*WHAT YOU NEED TO DO:*
Emit the data below verbatim, stripping out any pictures.

(Entries with figure data)

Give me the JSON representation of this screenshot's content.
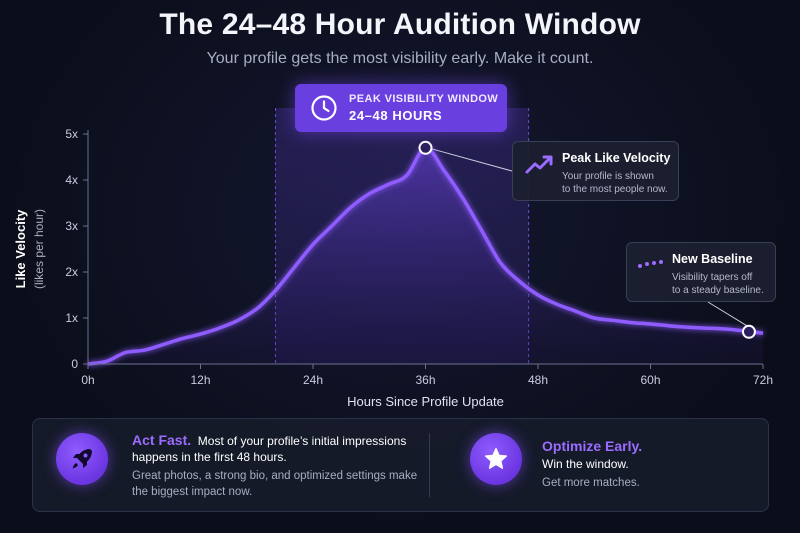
{
  "header": {
    "title": "The 24–48 Hour Audition Window",
    "subtitle": "Your profile gets the most visibility early. Make it count."
  },
  "peak_badge": {
    "line1": "PEAK VISIBILITY WINDOW",
    "line2": "24–48 HOURS",
    "icon": "clock-icon"
  },
  "callouts": {
    "peak": {
      "title": "Peak Like Velocity",
      "body1": "Your profile is shown",
      "body2": "to the most people now.",
      "icon": "trending-up-icon"
    },
    "baseline": {
      "title": "New Baseline",
      "body1": "Visibility tapers off",
      "body2": "to a steady baseline.",
      "icon": "dots-icon"
    }
  },
  "bottom": {
    "left": {
      "headline": "Act Fast.",
      "lead": "Most of your profile’s initial impressions happens in the first 48 hours.",
      "detail": "Great photos, a strong bio, and optimized settings make the biggest impact now.",
      "icon": "rocket-icon"
    },
    "right": {
      "headline": "Optimize Early.",
      "lead": "Win the window.",
      "detail": "Get more matches.",
      "icon": "star-icon"
    }
  },
  "colors": {
    "accent": "#8b5cf6",
    "badge": "#6a3fe0",
    "background": "#0b0e1a"
  },
  "chart_data": {
    "type": "area",
    "title": "The 24–48 Hour Audition Window",
    "xlabel": "Hours Since Profile Update",
    "ylabel": "Like Velocity",
    "ylabel_sub": "(likes per hour)",
    "xlim": [
      0,
      72
    ],
    "ylim": [
      0,
      5
    ],
    "x_ticks": [
      0,
      12,
      24,
      36,
      48,
      60,
      72
    ],
    "x_tick_labels": [
      "0h",
      "12h",
      "24h",
      "36h",
      "48h",
      "60h",
      "72h"
    ],
    "y_ticks": [
      0,
      1,
      2,
      3,
      4,
      5
    ],
    "y_tick_labels": [
      "0",
      "1x",
      "2x",
      "3x",
      "4x",
      "5x"
    ],
    "highlight_range": [
      20,
      47
    ],
    "grid": false,
    "series": [
      {
        "x": [
          0,
          2,
          4,
          6,
          8,
          10,
          12,
          14,
          16,
          18,
          20,
          22,
          24,
          26,
          28,
          30,
          32,
          34,
          36,
          38,
          40,
          42,
          44,
          46,
          48,
          50,
          52,
          54,
          56,
          58,
          60,
          62,
          64,
          66,
          68,
          70,
          72
        ],
        "values": [
          0.0,
          0.06,
          0.25,
          0.3,
          0.42,
          0.55,
          0.65,
          0.78,
          0.95,
          1.2,
          1.6,
          2.1,
          2.6,
          3.0,
          3.4,
          3.7,
          3.9,
          4.1,
          4.7,
          4.2,
          3.6,
          2.9,
          2.2,
          1.8,
          1.5,
          1.3,
          1.15,
          1.0,
          0.95,
          0.9,
          0.87,
          0.83,
          0.8,
          0.78,
          0.76,
          0.72,
          0.67
        ]
      }
    ],
    "annotations": [
      {
        "x": 36,
        "y": 4.7,
        "label": "Peak Like Velocity"
      },
      {
        "x": 70.5,
        "y": 0.7,
        "label": "New Baseline"
      }
    ]
  }
}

*RESPONSE:*
Give me the JSON representation of this screenshot's content.
{
  "header": {
    "title": "The 24–48 Hour Audition Window",
    "subtitle": "Your profile gets the most visibility early. Make it count."
  },
  "peak_badge": {
    "line1": "PEAK VISIBILITY WINDOW",
    "line2": "24–48 HOURS",
    "icon": "clock-icon"
  },
  "callouts": {
    "peak": {
      "title": "Peak Like Velocity",
      "body1": "Your profile is shown",
      "body2": "to the most people now.",
      "icon": "trending-up-icon"
    },
    "baseline": {
      "title": "New Baseline",
      "body1": "Visibility tapers off",
      "body2": "to a steady baseline.",
      "icon": "dots-icon"
    }
  },
  "bottom": {
    "left": {
      "headline": "Act Fast.",
      "lead": "Most of your profile’s initial impressions happens in the first 48 hours.",
      "detail": "Great photos, a strong bio, and optimized settings make the biggest impact now.",
      "icon": "rocket-icon"
    },
    "right": {
      "headline": "Optimize Early.",
      "lead": "Win the window.",
      "detail": "Get more matches.",
      "icon": "star-icon"
    }
  },
  "colors": {
    "accent": "#8b5cf6",
    "badge": "#6a3fe0",
    "background": "#0b0e1a"
  },
  "chart_data": {
    "type": "area",
    "title": "The 24–48 Hour Audition Window",
    "xlabel": "Hours Since Profile Update",
    "ylabel": "Like Velocity",
    "ylabel_sub": "(likes per hour)",
    "xlim": [
      0,
      72
    ],
    "ylim": [
      0,
      5
    ],
    "x_ticks": [
      0,
      12,
      24,
      36,
      48,
      60,
      72
    ],
    "x_tick_labels": [
      "0h",
      "12h",
      "24h",
      "36h",
      "48h",
      "60h",
      "72h"
    ],
    "y_ticks": [
      0,
      1,
      2,
      3,
      4,
      5
    ],
    "y_tick_labels": [
      "0",
      "1x",
      "2x",
      "3x",
      "4x",
      "5x"
    ],
    "highlight_range": [
      20,
      47
    ],
    "grid": false,
    "series": [
      {
        "x": [
          0,
          2,
          4,
          6,
          8,
          10,
          12,
          14,
          16,
          18,
          20,
          22,
          24,
          26,
          28,
          30,
          32,
          34,
          36,
          38,
          40,
          42,
          44,
          46,
          48,
          50,
          52,
          54,
          56,
          58,
          60,
          62,
          64,
          66,
          68,
          70,
          72
        ],
        "values": [
          0.0,
          0.06,
          0.25,
          0.3,
          0.42,
          0.55,
          0.65,
          0.78,
          0.95,
          1.2,
          1.6,
          2.1,
          2.6,
          3.0,
          3.4,
          3.7,
          3.9,
          4.1,
          4.7,
          4.2,
          3.6,
          2.9,
          2.2,
          1.8,
          1.5,
          1.3,
          1.15,
          1.0,
          0.95,
          0.9,
          0.87,
          0.83,
          0.8,
          0.78,
          0.76,
          0.72,
          0.67
        ]
      }
    ],
    "annotations": [
      {
        "x": 36,
        "y": 4.7,
        "label": "Peak Like Velocity"
      },
      {
        "x": 70.5,
        "y": 0.7,
        "label": "New Baseline"
      }
    ]
  }
}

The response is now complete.